**Article:**
The ONNX engine wraps Microsoft ONNX Runtime 1.23.2. It supports CPU, CUDA, and TensorRT
execution providers and handles float32 / int64 tensor construction automatically from a
Map<String, Object>.
Maven dependency
<dependency> <groupId>com.codedstreams</groupId> <artifactId>otter-stream-onnx</artifactId> <version>1.0.17</version> </dependency>
Complete DataStream example
import com.codedstreams.otterstream.inference.config.InferenceConfig;
import com.codedstreams.otterstream.inference.config.ModelConfig;
import com.codedstreams.otterstream.inference.config.ModelFormat;
import com.codedstreams.otterstream.inference.function.AsyncModelInferenceFunction;
import com.codedstreams.otterstream.inference.model.InferenceResult;
import com.codedstreams.otterstream.onnx.OnnxInferenceEngine;
import org.apache.flink.streaming.api.datastream.AsyncDataStream;
import org.apache.flink.streaming.api.environment.StreamExecutionEnvironment;
import java.time.Duration;
import java.util.Map;
import java.util.concurrent.TimeUnit;
public class OnnxFraudDetectionJob {
public static void main(String[] args) throws Exception {
StreamExecutionEnvironment env = StreamExecutionEnvironment.getExecutionEnvironment();
env.setParallelism(4);
// ── 1. Model configuration ───────────────────────────────────────────
ModelConfig modelConfig = ModelConfig.builder()

**Data entries:**
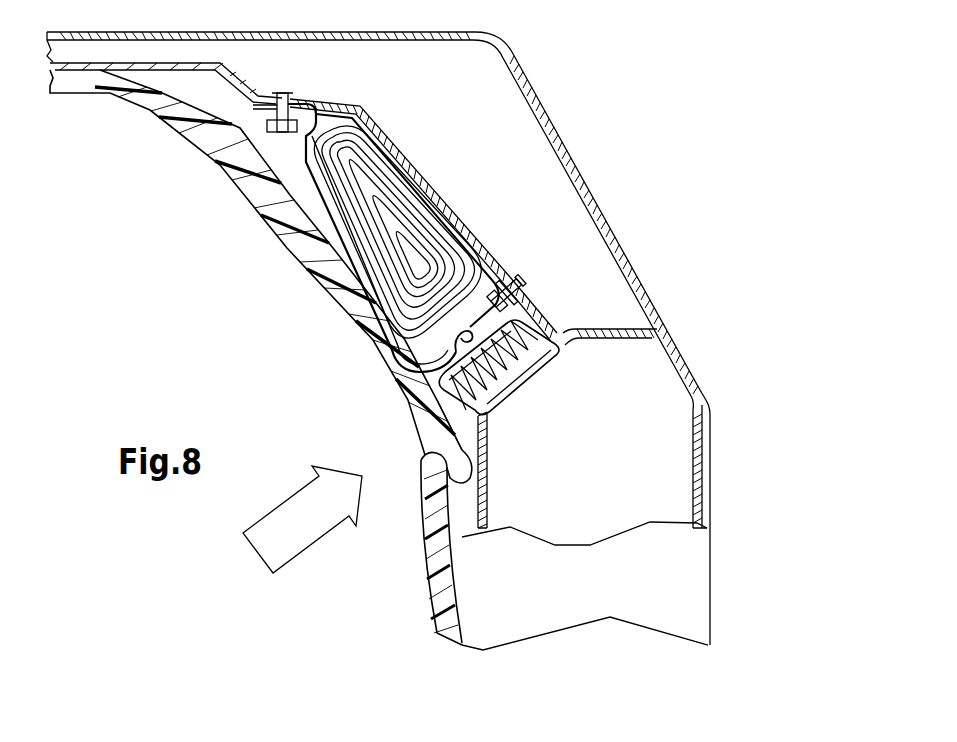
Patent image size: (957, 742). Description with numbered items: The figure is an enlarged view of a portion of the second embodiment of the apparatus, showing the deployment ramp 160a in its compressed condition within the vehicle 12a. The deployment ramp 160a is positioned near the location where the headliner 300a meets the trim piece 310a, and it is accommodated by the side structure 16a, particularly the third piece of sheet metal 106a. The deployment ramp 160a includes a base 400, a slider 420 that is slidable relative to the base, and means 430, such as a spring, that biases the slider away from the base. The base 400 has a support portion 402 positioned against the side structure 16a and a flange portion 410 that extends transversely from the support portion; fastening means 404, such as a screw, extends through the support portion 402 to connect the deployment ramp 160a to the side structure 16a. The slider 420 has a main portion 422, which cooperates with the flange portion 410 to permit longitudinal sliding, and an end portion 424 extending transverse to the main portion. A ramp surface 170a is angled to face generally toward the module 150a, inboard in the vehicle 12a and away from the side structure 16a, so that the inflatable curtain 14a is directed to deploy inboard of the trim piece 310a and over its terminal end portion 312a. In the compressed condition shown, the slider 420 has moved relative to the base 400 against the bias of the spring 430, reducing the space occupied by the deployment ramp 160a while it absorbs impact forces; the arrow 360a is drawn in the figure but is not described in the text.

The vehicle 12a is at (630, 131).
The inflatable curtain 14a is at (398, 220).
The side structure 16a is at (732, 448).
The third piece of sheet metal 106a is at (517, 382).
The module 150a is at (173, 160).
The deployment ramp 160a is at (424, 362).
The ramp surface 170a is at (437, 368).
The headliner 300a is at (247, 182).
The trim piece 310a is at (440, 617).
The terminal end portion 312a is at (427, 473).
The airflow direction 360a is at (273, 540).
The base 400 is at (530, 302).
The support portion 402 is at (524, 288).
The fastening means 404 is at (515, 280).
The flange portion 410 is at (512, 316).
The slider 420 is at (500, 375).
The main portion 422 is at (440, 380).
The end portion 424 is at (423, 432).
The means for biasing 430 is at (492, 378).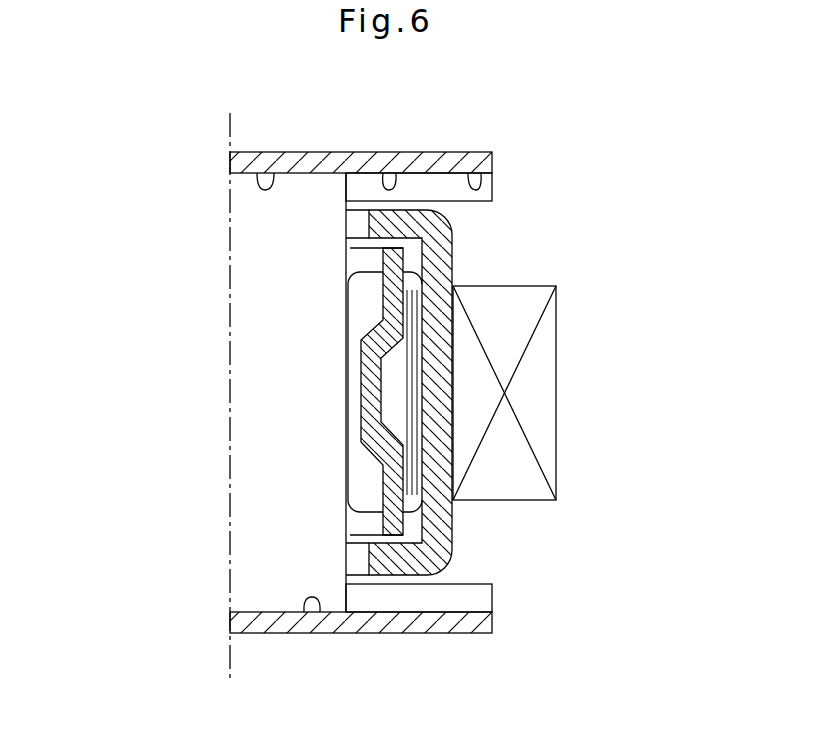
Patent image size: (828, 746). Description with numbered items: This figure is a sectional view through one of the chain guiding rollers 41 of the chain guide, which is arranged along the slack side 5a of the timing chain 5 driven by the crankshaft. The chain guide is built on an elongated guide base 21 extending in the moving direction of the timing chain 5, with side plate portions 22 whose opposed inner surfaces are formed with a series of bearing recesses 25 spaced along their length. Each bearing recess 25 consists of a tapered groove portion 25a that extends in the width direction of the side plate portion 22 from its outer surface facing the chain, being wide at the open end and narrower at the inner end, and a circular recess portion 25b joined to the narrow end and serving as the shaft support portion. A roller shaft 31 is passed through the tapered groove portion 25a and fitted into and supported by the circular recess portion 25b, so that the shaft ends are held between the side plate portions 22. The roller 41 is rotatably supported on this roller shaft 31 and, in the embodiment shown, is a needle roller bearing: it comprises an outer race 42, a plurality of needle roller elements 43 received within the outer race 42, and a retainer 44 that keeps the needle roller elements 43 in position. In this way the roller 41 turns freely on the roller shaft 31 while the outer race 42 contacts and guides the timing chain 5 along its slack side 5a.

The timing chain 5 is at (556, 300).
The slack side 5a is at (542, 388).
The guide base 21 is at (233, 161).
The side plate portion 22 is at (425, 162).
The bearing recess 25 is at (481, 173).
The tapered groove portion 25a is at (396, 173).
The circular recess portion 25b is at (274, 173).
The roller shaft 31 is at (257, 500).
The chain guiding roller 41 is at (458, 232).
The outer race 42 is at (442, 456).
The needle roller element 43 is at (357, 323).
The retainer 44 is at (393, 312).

**Challenge:** Pick up the ONNX engine page after its last line and write the next part. The items have nothing to do with what follows.

**Response to the task:**
.modelId("fraud-detector")
.modelPath("s3a://ml-models/fraud-detector/v1/fraud.onnx")
// Execution providers tried in order; falls back to CPU automatically
.modelOption("providers", "CUDAExecutionProvider,CPUExecutionProvider")
.modelOption("intra_op_num_threads", "4")
.format(ModelFormat.ONNX)
.modelVersion("v1")
.build();
// ── 2. Runtime / inference configuration ─────────────────────────────
InferenceConfig inferenceConfig = InferenceConfig.builder()
.modelConfig(modelConfig)
.batchSize(32)
.timeout(Duration.ofSeconds(5))
.maxRetries(3)
.enableCaching(true)
.cacheSize(50_000)
.cacheTtl(Duration.ofMinutes(60))
.enableMetrics(true)
.metricsPrefix("fraud.onnx")
.build();
// ── 3. Build the async inference function ─────────────────────────────
AsyncModelInferenceFunction<Transaction, ScoredTransaction> fn =
new AsyncModelInferenceFunction<>(
inferenceConfig,
// Engine factory — called once per task slot in open()
cfg -> new OnnxInferenceEngine(),
// Feature extractor — Transaction → Map<String, Object>
tx -> Map.of(
"amount", (float) tx.getAmount(),
"hour_of_day", (float) tx.getHourOfDay(),
"day_of_week", (float) tx.getDayOfWeek(),
"is_international", tx.isInternational() ? 1.0f : 0.0f,
"card_type_enc", (float) tx.getCardTypeEncoded()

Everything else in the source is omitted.